(Chart and figure data)
[START]

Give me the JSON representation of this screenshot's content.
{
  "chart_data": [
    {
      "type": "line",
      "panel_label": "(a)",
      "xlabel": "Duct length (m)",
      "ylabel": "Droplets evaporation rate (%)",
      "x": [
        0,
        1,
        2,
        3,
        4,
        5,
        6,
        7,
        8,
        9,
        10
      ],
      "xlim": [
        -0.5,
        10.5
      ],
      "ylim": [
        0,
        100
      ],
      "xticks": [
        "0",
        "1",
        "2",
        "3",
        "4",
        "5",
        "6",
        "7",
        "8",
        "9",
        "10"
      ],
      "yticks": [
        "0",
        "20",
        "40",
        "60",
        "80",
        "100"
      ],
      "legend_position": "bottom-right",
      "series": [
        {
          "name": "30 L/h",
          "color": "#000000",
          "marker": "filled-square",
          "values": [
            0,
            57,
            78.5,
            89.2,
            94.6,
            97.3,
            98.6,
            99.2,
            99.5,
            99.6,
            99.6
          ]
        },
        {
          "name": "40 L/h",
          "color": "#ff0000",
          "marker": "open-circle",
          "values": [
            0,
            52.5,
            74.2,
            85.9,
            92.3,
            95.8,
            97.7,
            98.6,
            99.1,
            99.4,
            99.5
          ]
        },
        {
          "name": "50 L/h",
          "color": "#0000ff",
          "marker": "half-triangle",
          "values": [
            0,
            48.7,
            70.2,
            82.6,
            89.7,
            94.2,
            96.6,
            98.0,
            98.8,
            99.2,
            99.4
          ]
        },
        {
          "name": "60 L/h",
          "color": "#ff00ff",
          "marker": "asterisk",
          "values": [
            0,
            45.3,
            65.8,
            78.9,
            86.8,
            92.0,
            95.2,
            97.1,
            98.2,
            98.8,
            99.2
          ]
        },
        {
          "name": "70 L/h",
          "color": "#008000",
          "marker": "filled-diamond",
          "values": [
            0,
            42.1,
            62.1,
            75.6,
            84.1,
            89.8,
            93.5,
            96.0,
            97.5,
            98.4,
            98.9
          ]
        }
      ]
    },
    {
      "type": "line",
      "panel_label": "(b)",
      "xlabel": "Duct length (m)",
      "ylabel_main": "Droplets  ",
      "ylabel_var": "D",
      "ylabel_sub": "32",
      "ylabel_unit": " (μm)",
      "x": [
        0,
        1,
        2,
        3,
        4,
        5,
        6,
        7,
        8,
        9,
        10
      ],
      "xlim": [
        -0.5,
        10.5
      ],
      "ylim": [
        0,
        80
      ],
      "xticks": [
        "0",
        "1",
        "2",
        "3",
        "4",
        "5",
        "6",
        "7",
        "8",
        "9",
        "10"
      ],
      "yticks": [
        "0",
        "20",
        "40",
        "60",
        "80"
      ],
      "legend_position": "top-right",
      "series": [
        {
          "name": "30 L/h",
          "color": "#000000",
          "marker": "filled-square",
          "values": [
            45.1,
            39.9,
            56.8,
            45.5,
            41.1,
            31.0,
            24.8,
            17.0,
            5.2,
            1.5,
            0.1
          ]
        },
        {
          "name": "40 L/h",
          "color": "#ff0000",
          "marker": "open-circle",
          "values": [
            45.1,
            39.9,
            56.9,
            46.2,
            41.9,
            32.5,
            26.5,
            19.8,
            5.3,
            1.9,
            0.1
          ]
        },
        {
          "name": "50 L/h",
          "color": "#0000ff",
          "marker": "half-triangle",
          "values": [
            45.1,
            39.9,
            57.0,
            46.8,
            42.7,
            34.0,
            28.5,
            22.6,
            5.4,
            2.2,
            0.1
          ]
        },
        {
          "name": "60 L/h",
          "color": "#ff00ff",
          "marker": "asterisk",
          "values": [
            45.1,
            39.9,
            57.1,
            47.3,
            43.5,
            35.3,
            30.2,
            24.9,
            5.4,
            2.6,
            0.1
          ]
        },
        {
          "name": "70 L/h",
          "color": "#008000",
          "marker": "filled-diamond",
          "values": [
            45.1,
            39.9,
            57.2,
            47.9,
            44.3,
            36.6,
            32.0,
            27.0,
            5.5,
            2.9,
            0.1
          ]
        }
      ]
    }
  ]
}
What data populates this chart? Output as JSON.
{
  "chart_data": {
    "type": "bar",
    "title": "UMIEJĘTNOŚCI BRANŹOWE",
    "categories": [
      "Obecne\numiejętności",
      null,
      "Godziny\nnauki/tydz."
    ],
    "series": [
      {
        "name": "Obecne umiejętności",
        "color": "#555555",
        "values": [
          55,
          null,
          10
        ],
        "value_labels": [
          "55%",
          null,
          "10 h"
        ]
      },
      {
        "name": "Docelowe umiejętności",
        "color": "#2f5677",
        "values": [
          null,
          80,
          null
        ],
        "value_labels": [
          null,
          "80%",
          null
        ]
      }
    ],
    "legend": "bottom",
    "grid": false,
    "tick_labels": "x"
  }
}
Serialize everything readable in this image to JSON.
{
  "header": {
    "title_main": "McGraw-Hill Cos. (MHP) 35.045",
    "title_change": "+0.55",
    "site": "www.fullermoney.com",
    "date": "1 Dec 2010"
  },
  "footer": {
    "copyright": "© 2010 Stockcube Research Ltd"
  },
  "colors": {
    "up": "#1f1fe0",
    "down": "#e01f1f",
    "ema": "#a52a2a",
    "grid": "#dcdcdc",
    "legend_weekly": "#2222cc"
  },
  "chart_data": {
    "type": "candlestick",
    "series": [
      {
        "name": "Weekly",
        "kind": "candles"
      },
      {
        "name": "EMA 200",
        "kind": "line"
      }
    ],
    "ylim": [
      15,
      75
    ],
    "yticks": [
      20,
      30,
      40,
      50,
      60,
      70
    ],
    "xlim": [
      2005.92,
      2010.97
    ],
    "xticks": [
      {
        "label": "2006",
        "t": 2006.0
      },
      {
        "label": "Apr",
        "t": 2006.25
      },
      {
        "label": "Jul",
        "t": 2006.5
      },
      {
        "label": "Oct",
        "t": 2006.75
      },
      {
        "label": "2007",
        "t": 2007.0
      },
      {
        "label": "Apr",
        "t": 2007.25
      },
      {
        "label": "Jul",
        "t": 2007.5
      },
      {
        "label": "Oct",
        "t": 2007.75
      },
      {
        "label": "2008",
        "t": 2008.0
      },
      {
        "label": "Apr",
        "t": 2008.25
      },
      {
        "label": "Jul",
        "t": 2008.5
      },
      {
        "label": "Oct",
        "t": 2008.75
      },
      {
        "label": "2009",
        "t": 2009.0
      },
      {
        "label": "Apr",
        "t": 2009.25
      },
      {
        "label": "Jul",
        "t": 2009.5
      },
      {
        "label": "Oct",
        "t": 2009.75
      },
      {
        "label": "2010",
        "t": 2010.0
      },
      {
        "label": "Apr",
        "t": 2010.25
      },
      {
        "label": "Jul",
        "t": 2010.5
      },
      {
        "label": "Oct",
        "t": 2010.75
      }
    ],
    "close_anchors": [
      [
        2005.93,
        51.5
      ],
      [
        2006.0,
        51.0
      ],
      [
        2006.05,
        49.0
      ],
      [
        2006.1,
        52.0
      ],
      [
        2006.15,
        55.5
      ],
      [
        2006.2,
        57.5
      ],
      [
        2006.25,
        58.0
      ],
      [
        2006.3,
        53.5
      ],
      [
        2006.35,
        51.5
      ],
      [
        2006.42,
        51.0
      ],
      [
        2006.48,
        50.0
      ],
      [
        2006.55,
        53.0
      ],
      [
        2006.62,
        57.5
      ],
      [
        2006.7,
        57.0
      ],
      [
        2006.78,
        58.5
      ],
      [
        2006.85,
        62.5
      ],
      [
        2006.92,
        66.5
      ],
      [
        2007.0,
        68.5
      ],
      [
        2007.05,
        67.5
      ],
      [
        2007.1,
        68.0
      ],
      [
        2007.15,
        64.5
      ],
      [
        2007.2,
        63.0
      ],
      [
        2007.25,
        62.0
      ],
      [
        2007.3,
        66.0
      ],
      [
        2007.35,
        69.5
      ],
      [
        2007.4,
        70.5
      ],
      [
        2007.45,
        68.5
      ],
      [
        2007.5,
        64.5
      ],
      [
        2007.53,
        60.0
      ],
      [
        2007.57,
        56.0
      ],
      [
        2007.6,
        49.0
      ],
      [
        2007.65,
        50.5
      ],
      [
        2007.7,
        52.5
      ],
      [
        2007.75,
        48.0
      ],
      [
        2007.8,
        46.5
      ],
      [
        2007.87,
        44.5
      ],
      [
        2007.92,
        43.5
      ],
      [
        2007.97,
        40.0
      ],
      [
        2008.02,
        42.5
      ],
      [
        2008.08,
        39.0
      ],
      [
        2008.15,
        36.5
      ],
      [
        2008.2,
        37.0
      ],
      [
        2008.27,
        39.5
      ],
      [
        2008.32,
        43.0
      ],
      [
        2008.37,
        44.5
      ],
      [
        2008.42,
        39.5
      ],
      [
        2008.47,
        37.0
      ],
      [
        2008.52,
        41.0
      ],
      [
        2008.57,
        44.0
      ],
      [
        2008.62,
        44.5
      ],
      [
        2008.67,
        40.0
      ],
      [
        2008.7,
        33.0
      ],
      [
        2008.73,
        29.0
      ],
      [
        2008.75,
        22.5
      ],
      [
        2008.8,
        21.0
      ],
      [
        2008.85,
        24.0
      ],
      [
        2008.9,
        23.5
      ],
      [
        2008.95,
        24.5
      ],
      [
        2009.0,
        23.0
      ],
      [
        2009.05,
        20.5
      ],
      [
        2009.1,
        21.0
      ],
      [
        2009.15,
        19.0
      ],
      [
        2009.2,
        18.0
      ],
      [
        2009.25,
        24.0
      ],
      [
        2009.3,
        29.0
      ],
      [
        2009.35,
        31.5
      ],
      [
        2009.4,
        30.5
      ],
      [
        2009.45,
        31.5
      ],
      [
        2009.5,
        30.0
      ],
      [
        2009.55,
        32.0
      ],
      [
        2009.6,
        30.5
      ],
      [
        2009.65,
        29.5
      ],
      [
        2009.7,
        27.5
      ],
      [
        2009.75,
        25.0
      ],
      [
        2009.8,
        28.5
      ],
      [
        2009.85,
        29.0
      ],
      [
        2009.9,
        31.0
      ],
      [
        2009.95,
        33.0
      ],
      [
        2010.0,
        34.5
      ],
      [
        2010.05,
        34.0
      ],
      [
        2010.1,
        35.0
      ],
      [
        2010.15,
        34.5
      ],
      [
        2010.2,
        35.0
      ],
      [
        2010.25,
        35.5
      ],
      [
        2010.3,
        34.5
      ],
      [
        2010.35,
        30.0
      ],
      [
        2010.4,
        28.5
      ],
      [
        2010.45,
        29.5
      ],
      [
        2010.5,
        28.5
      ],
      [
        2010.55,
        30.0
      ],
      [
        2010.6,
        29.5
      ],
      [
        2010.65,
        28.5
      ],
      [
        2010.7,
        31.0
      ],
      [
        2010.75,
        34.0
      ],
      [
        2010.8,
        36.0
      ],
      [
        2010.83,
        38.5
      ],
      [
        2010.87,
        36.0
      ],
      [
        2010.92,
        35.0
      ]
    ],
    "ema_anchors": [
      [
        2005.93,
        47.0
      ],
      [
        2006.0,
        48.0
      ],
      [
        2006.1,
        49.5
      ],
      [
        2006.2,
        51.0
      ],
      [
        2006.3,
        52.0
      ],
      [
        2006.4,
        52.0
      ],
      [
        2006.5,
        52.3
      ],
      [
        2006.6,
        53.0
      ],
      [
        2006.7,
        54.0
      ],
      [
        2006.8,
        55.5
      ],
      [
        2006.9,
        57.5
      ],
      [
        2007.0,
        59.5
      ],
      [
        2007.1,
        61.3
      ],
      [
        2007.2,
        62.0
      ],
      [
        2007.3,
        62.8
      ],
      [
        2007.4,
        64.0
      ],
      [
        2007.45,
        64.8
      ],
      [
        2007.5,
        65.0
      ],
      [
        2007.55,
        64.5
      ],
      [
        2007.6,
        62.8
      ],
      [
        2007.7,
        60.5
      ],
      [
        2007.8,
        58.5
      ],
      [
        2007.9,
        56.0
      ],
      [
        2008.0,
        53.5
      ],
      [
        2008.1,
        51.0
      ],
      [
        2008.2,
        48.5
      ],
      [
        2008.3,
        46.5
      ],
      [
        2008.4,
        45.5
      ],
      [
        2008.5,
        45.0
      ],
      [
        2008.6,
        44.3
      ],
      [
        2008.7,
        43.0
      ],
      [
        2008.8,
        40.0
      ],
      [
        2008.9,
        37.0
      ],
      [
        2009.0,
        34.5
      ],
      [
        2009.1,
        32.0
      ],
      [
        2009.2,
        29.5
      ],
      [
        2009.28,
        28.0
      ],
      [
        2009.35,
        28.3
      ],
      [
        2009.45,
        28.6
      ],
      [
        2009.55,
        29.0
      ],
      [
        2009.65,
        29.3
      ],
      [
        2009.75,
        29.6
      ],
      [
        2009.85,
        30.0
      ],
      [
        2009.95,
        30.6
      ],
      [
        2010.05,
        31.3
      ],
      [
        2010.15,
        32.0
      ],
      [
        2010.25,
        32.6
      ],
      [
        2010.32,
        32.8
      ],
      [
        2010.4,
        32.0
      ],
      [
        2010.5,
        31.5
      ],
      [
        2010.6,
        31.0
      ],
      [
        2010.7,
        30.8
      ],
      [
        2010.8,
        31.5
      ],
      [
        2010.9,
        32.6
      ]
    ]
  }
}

[END]

> _Task objective_: Select the lines in this material that hold the word "Obecne", leaving none out.

> _Answer for this exercise_:
      "Obecne\numiejętności",
        "name": "Obecne umiejętności",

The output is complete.